Stored data –
====================

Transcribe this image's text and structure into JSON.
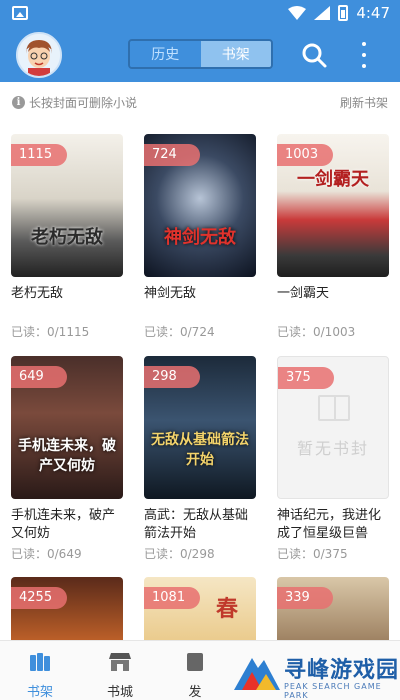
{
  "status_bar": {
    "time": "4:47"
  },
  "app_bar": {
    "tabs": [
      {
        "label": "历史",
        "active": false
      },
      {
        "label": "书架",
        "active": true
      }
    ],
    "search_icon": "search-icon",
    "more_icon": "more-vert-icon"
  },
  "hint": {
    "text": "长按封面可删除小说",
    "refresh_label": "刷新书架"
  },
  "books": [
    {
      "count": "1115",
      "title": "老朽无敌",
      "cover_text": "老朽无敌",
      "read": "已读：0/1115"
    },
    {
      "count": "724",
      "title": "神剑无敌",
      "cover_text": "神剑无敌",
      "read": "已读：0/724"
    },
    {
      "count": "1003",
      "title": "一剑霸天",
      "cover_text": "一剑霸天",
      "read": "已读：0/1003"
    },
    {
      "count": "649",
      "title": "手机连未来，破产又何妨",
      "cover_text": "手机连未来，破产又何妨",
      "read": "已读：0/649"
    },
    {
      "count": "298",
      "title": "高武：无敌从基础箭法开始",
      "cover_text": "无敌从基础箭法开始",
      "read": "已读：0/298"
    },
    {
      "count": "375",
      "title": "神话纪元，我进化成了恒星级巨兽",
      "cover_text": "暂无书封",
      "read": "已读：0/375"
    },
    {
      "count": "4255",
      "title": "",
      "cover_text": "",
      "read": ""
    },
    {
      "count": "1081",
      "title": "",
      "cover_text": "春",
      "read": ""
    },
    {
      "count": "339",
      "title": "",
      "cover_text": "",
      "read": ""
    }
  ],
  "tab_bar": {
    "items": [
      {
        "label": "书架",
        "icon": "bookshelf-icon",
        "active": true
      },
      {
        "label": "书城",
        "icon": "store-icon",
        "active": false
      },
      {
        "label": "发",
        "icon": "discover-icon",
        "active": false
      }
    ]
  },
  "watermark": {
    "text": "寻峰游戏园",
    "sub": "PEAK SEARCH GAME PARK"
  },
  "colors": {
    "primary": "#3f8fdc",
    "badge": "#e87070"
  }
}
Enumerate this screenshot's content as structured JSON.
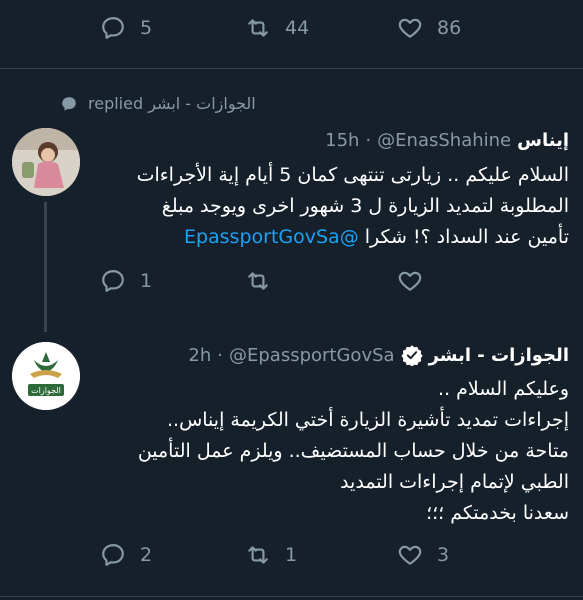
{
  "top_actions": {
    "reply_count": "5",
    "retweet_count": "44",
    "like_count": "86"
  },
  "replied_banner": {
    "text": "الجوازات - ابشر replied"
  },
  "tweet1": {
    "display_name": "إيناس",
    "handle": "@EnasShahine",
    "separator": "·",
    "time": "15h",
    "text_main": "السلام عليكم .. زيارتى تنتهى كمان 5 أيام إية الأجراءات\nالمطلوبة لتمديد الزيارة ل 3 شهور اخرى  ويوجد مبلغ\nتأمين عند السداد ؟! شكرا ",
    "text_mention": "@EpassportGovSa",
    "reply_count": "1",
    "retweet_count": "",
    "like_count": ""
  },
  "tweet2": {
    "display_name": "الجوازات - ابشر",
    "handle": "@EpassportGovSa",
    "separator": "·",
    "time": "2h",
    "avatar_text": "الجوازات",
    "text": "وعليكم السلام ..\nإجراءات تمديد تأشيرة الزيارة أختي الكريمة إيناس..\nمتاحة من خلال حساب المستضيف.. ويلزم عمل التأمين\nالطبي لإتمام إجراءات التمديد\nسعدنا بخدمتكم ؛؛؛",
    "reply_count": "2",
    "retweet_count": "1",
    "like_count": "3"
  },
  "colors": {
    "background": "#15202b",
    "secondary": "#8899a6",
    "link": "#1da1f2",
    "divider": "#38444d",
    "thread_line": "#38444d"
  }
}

====================

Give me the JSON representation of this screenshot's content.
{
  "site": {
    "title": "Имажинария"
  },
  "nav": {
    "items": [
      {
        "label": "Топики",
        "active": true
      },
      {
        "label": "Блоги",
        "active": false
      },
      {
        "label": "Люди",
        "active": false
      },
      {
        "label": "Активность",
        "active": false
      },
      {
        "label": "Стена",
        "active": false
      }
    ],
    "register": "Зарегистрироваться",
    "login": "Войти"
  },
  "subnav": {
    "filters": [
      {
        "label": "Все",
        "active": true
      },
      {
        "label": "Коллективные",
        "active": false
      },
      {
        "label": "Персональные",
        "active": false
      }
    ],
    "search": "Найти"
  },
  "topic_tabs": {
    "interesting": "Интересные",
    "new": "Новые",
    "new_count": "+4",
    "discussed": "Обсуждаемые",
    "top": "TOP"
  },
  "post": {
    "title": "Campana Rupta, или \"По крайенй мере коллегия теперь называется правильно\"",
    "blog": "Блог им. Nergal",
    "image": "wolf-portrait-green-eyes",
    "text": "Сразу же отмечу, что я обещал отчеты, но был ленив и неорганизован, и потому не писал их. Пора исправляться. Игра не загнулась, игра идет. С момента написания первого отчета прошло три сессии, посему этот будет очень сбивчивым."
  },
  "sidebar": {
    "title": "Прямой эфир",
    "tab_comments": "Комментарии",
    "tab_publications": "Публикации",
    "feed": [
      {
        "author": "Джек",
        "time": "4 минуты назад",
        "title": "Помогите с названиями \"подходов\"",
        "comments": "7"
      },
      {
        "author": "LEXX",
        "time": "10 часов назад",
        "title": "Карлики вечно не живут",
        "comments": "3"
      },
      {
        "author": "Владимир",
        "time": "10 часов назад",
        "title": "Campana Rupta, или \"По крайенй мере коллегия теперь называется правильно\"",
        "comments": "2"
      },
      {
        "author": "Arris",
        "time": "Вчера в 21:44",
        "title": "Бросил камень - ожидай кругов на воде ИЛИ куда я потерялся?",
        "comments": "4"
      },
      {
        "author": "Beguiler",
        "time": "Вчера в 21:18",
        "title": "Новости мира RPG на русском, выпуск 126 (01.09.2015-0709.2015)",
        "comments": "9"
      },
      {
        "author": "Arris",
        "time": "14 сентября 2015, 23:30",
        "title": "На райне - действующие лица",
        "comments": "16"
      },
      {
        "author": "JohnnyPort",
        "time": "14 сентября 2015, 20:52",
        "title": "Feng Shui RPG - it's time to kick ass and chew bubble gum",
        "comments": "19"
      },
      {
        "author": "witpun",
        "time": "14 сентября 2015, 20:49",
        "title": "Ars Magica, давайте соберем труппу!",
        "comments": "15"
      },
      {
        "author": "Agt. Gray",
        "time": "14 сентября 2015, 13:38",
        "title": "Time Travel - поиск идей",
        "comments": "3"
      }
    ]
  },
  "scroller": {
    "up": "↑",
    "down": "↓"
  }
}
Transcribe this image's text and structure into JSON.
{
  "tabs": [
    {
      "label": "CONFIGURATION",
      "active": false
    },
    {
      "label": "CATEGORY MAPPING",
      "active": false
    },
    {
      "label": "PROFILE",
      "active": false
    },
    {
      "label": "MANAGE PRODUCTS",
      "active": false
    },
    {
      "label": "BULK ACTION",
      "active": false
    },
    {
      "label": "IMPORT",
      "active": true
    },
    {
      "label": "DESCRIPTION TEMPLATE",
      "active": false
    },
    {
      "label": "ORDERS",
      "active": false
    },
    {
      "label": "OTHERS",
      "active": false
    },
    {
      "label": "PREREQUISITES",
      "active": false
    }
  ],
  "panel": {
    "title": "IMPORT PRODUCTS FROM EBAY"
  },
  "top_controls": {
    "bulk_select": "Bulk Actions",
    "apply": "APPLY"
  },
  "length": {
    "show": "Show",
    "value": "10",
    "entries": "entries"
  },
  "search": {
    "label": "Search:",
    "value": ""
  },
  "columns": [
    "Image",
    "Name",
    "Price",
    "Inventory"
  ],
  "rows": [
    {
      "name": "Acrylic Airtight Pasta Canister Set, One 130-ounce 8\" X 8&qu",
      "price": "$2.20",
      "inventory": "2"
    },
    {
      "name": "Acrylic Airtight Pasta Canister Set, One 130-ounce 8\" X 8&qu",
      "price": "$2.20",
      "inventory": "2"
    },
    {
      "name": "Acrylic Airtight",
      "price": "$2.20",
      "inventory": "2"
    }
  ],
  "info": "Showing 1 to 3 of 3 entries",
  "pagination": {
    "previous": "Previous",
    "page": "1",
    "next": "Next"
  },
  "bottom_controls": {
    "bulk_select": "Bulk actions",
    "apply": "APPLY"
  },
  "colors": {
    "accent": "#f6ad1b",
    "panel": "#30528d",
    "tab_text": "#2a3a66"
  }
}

====================

Search the entries for the word "Rupta", then gather every line that has it.

Written solution –
    "title": "Campana Rupta, или \"По крайенй мере коллегия теперь называется правильно\"",
        "title": "Campana Rupta, или \"По крайенй мере коллегия теперь называется правильно\"",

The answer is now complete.